Data records:
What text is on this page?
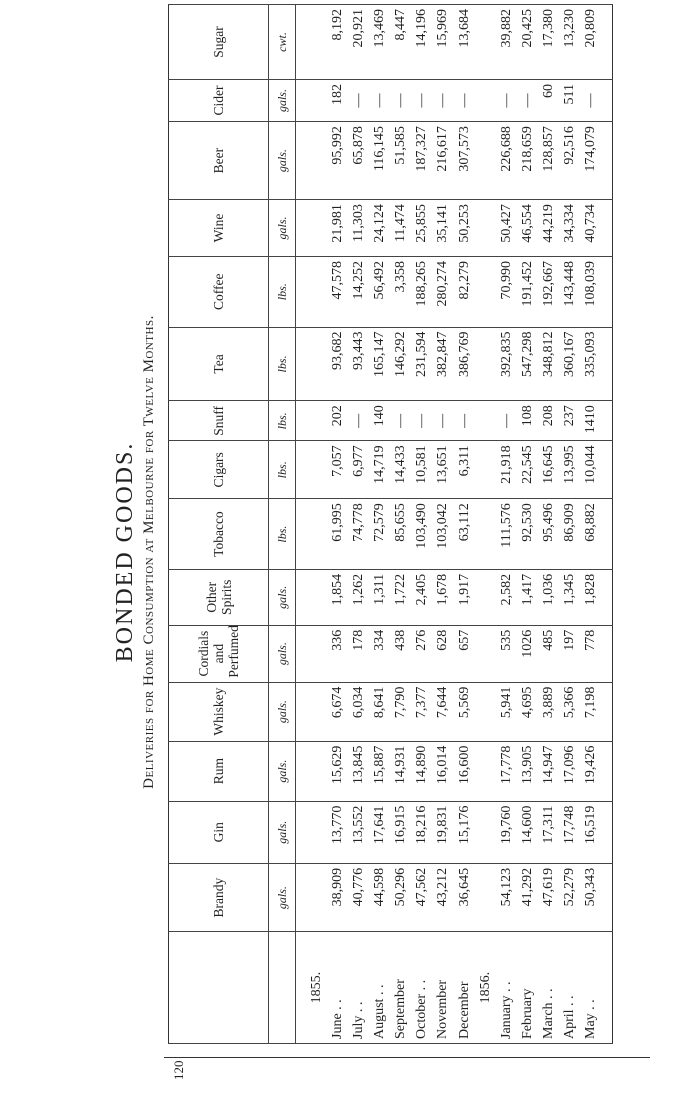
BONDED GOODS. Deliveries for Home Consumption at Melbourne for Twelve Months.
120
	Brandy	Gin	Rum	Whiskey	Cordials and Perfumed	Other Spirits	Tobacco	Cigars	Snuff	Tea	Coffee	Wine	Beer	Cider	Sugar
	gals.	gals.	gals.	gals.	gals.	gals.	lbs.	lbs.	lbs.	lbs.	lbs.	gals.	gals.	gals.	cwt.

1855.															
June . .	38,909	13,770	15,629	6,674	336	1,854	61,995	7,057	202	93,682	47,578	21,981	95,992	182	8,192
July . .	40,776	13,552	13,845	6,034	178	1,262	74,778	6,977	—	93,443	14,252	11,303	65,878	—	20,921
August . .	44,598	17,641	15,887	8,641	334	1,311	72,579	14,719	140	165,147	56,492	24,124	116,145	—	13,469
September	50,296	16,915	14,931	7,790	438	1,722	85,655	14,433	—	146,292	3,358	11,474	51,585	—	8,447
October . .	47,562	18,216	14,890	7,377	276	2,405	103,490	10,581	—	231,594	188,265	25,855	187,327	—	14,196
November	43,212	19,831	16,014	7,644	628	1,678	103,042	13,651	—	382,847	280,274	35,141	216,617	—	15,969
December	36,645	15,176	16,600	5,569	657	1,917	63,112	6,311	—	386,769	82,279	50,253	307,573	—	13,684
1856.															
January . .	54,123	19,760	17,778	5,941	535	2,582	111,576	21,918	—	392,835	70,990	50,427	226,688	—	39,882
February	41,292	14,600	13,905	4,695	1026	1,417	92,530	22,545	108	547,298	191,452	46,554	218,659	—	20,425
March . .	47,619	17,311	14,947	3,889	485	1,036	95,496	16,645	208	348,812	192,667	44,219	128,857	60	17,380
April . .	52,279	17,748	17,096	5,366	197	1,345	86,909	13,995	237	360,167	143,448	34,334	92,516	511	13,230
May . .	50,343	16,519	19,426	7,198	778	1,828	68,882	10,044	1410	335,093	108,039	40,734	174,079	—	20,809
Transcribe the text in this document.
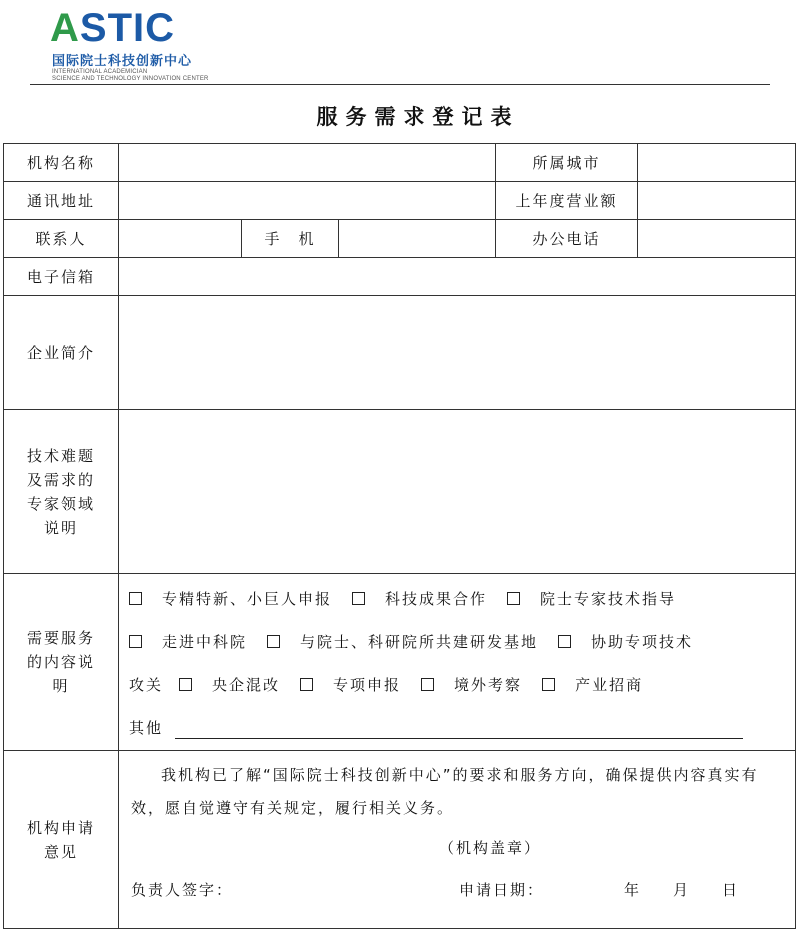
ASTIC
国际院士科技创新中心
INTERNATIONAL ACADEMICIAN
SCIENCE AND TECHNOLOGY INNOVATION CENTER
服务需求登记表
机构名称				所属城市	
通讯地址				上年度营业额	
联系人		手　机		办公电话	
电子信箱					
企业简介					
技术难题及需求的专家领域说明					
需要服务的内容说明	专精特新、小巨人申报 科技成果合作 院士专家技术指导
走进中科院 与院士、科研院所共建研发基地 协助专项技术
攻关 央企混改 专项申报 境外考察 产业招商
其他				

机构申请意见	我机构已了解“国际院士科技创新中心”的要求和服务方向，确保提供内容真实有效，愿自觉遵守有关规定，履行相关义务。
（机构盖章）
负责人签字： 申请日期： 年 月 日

---

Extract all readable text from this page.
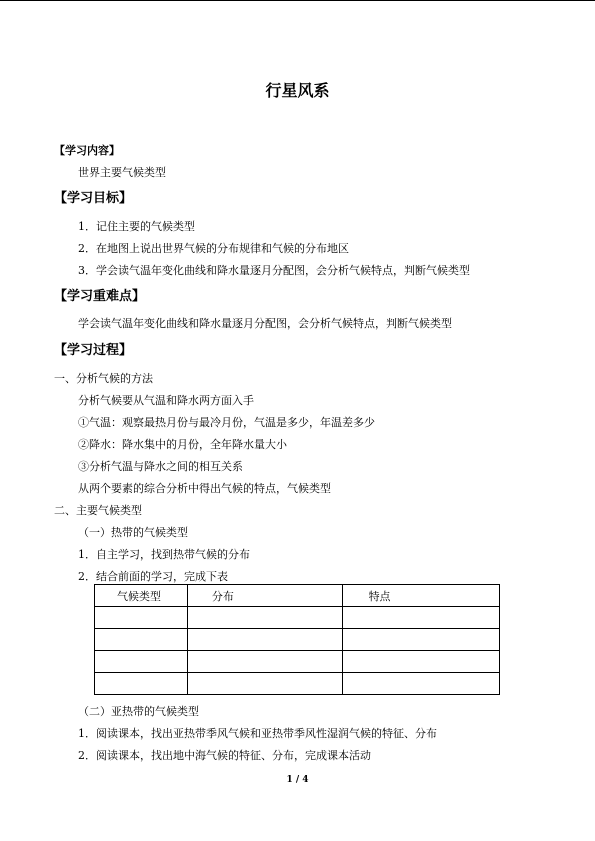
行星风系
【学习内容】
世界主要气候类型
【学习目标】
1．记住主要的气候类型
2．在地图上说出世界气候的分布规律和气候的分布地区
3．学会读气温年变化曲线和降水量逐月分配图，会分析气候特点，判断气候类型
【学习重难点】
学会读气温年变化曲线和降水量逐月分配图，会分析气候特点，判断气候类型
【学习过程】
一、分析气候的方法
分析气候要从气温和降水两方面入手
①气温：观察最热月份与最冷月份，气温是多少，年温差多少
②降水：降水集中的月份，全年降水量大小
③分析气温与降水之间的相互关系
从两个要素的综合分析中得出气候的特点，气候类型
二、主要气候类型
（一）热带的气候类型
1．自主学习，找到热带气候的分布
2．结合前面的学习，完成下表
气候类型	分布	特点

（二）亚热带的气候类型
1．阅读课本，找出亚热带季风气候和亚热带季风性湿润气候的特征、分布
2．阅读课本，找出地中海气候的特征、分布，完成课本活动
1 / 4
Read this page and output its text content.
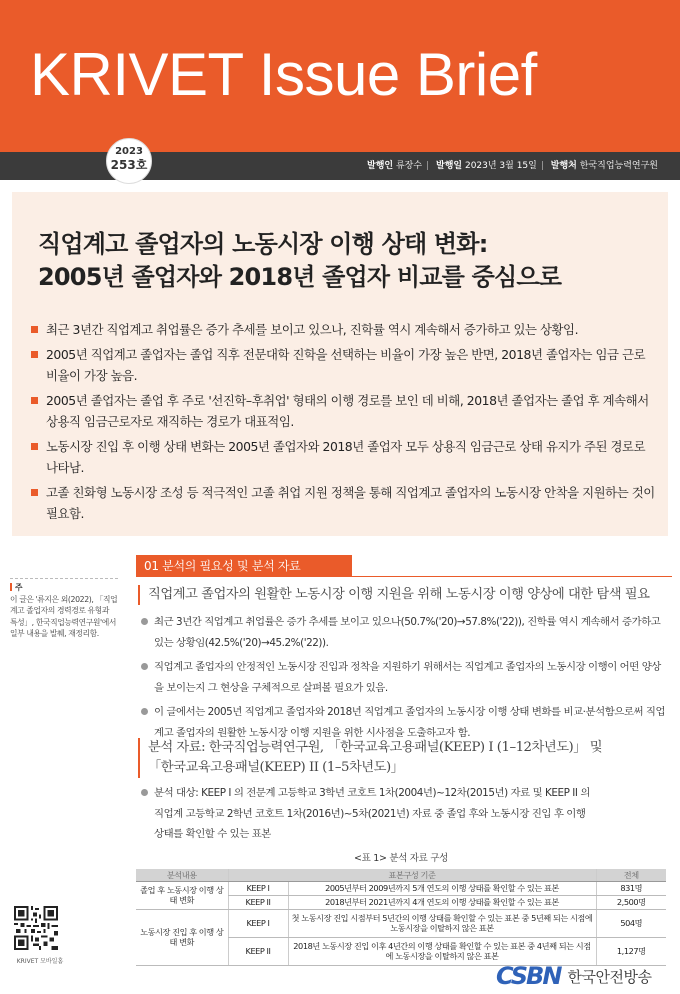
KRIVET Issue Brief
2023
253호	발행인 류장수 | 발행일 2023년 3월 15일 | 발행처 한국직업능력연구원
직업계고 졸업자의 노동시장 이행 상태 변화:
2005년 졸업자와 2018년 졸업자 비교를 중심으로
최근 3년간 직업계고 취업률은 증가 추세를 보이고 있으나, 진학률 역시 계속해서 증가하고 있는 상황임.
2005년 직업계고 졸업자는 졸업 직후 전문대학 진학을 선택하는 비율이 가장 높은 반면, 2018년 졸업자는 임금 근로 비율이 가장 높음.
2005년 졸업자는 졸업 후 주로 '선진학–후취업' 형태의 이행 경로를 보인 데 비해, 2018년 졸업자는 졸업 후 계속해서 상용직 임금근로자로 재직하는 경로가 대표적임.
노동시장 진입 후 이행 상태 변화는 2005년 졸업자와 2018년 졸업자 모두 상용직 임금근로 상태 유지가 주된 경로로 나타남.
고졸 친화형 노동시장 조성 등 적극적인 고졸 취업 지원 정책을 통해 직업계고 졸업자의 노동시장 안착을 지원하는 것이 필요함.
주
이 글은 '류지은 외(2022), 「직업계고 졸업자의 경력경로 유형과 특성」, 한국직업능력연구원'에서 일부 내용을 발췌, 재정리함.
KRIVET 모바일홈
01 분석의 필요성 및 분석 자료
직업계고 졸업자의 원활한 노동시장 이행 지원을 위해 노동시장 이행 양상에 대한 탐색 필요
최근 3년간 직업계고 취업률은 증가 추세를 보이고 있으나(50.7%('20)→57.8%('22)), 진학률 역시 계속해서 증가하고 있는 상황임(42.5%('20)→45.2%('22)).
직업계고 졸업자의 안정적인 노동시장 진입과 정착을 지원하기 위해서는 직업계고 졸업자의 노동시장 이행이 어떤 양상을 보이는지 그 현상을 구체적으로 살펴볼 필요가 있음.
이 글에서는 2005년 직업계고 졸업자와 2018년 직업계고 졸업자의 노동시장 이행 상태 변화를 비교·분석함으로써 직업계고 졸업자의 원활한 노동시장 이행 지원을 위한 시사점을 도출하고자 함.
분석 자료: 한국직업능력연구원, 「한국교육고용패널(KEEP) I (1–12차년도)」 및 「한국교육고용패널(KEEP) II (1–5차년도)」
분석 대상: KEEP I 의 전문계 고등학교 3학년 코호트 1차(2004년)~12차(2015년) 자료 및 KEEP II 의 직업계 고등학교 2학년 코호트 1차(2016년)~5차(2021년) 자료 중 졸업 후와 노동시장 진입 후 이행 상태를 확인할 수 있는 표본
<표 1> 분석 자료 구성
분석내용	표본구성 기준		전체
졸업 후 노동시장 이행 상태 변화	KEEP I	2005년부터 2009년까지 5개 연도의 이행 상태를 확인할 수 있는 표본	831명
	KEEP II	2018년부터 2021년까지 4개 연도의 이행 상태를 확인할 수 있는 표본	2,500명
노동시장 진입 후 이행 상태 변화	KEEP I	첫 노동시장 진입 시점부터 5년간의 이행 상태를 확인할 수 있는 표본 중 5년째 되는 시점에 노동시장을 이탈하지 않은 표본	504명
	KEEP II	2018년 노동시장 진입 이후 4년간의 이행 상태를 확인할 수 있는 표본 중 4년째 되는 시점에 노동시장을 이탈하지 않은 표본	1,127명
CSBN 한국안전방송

* * *

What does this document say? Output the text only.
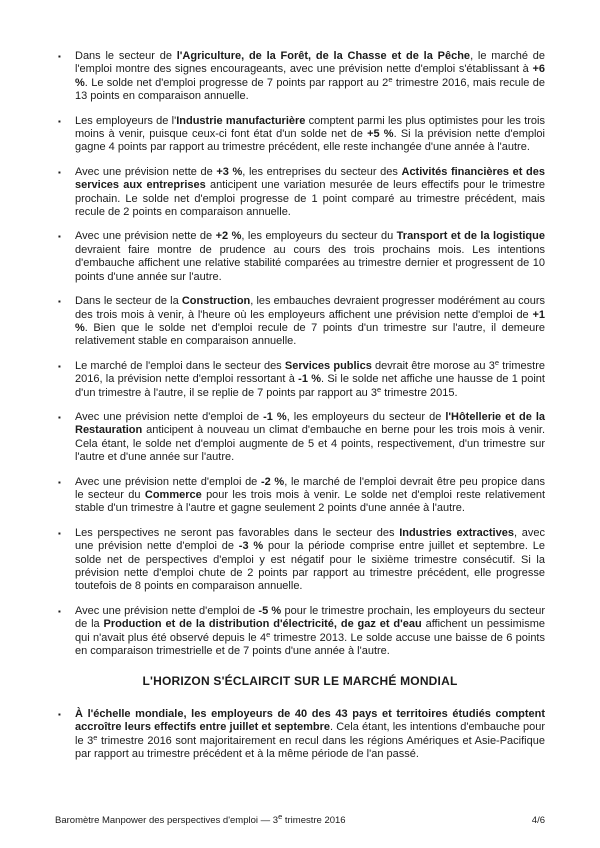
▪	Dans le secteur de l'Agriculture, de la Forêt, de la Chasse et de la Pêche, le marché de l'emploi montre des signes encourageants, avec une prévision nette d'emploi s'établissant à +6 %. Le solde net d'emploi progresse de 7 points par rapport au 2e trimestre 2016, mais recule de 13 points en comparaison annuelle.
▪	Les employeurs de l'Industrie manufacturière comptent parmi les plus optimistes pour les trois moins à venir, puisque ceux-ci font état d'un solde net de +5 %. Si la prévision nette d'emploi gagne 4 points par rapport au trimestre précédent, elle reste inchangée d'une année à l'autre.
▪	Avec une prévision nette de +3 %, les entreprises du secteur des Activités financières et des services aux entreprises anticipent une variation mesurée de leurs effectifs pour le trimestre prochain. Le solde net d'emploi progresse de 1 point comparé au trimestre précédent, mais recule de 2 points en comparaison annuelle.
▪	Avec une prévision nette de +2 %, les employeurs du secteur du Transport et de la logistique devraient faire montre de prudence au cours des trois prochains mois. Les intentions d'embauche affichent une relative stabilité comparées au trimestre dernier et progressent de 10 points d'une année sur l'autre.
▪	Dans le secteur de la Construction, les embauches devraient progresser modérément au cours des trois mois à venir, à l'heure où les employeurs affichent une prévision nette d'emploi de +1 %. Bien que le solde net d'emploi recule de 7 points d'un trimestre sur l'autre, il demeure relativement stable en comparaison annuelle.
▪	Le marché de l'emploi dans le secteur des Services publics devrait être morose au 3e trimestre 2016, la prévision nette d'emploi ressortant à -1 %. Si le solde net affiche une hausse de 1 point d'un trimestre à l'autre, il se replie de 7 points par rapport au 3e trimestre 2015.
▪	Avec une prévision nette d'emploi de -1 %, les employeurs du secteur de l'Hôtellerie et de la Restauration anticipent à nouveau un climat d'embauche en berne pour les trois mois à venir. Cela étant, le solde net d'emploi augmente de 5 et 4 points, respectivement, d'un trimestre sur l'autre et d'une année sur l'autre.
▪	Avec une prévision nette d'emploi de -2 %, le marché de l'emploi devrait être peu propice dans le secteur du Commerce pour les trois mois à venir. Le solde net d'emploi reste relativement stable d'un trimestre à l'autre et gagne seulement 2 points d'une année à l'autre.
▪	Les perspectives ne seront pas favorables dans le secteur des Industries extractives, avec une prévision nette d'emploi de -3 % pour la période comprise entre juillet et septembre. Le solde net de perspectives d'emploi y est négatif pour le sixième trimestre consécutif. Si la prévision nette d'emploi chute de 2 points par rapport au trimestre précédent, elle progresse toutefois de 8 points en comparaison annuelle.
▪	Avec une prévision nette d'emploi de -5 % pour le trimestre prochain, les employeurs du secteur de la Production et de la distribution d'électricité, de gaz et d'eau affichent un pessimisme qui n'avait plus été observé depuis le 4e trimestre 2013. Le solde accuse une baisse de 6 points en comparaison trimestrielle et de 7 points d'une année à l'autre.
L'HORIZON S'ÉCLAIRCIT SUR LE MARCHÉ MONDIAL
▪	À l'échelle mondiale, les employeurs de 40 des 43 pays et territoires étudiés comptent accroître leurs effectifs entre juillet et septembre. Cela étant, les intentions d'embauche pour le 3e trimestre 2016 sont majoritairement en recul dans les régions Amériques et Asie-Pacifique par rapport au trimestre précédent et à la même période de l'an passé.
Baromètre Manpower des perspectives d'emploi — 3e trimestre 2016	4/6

Exercise directions:
State the number of lines in this listing that contain the string "montre", and add nothing else.

Solution to the problem:
2